Work to be completed:
Answer with one number: the count of lines in the listing below that hold the word "技術分析".

Record set:
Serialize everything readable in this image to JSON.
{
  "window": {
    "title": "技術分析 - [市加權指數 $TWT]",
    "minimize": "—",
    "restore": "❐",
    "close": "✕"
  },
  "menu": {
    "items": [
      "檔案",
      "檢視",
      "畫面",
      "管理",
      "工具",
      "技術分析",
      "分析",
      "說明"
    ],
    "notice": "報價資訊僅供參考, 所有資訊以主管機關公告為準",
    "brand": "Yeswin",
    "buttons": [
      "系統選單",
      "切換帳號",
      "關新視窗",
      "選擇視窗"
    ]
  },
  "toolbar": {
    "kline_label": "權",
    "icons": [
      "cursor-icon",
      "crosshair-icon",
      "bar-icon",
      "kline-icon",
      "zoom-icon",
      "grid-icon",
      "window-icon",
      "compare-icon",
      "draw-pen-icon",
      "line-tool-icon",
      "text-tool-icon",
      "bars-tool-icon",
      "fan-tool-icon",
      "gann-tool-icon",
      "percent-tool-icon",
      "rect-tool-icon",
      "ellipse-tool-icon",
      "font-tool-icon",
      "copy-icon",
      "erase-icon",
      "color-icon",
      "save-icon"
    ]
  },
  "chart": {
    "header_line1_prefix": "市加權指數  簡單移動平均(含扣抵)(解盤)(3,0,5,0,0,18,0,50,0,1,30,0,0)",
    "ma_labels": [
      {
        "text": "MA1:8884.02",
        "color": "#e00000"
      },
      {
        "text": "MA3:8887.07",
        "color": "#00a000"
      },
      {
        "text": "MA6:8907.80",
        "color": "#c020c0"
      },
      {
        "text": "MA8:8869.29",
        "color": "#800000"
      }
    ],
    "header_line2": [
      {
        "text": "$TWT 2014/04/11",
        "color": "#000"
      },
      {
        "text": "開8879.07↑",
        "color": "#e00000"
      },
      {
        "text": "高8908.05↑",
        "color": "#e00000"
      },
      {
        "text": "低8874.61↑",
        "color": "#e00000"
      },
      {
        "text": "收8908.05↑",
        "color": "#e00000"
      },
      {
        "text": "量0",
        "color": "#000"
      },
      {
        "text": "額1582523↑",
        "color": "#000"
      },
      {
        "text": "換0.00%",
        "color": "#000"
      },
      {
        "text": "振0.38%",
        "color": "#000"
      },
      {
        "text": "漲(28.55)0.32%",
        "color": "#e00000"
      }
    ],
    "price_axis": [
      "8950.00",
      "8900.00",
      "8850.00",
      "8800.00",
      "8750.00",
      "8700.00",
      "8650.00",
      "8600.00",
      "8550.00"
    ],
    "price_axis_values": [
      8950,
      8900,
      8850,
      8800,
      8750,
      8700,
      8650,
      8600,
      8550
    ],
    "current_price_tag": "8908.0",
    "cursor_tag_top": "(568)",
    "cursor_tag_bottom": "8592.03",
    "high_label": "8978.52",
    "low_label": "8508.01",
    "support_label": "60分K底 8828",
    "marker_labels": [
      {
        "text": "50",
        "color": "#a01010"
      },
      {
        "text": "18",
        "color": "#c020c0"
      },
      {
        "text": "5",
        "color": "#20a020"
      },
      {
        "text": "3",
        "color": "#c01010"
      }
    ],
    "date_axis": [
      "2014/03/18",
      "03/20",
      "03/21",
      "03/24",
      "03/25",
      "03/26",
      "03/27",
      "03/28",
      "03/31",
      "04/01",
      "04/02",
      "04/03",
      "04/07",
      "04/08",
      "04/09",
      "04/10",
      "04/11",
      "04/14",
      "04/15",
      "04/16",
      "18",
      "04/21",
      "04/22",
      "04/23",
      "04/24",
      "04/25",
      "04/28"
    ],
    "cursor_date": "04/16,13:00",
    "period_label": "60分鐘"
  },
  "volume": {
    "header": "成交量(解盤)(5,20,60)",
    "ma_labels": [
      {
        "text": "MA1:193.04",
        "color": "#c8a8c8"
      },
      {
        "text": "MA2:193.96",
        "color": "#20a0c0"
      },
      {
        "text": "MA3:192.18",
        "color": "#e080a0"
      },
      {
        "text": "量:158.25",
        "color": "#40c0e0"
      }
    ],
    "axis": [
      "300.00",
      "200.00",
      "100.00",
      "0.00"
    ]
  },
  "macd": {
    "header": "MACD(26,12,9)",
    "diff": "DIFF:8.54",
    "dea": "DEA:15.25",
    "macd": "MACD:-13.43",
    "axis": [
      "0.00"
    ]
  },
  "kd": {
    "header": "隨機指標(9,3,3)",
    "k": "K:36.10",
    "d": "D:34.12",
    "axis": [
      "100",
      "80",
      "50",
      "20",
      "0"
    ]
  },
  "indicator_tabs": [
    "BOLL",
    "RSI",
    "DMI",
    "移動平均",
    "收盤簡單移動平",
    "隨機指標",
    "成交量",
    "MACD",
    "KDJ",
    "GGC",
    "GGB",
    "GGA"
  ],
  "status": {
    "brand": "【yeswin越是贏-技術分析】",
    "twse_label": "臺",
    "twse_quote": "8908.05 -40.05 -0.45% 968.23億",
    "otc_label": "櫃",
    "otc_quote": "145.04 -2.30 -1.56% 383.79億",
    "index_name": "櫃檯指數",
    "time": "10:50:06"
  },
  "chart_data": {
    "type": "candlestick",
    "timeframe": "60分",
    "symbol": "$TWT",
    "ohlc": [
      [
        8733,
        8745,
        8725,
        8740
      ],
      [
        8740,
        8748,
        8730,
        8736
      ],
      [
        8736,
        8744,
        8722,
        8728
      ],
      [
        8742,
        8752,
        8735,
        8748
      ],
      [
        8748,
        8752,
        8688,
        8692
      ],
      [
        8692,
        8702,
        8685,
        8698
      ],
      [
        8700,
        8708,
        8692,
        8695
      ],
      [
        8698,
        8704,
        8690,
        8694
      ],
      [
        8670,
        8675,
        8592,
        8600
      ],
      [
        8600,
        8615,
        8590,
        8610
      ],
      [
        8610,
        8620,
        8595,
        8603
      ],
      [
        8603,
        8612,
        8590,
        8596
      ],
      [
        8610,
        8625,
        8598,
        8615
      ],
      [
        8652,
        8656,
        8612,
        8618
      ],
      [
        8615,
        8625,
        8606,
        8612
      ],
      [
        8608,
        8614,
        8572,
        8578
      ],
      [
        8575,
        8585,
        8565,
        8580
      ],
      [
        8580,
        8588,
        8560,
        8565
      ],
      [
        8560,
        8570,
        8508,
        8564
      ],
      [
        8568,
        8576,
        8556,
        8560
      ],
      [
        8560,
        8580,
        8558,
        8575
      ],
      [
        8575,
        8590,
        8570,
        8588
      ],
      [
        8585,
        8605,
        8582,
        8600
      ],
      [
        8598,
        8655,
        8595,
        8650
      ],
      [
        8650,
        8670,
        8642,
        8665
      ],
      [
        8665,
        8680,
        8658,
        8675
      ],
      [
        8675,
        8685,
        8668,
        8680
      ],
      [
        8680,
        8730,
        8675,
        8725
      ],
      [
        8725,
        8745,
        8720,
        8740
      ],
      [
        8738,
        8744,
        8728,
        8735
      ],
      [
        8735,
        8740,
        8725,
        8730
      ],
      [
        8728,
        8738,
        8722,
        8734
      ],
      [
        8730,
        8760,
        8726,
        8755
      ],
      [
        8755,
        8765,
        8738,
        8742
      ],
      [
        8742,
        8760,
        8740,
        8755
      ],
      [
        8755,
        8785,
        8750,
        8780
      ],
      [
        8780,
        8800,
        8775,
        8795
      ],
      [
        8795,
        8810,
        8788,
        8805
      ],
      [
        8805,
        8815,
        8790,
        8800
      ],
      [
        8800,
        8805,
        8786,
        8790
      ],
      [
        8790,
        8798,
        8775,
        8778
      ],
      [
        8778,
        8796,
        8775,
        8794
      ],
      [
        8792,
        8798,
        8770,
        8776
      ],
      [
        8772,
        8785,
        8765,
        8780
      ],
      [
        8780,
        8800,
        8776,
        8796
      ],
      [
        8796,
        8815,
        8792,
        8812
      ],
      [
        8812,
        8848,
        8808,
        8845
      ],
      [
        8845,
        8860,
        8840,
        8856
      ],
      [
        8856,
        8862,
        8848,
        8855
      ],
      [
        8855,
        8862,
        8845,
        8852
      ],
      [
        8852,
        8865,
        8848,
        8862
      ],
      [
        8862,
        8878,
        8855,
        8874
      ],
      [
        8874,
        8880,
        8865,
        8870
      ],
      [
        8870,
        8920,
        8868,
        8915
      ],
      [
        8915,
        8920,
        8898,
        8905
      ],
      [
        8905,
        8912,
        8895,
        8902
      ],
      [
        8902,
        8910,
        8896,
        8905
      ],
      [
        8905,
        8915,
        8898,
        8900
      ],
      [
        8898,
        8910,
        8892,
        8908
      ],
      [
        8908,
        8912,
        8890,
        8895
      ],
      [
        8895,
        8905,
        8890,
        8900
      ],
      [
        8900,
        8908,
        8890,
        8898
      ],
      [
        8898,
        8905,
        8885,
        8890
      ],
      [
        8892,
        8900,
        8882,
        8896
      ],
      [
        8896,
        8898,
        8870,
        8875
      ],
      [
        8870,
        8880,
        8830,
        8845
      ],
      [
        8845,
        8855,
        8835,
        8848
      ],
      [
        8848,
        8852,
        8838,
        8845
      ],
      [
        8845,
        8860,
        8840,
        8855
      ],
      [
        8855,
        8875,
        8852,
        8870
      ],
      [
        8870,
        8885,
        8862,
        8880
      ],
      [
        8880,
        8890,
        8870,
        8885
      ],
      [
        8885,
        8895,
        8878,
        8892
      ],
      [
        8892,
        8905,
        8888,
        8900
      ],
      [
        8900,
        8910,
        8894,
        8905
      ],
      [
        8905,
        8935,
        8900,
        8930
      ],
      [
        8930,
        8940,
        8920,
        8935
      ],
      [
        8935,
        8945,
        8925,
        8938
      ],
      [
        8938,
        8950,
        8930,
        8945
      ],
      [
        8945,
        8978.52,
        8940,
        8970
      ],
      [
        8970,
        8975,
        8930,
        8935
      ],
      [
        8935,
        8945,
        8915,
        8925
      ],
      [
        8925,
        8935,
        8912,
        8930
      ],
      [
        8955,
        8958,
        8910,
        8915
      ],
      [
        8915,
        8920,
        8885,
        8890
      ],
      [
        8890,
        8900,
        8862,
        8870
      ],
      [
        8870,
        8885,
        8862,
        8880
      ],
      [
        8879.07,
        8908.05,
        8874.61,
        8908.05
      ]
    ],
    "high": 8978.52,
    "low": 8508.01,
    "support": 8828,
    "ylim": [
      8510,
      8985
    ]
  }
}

Correct result:
3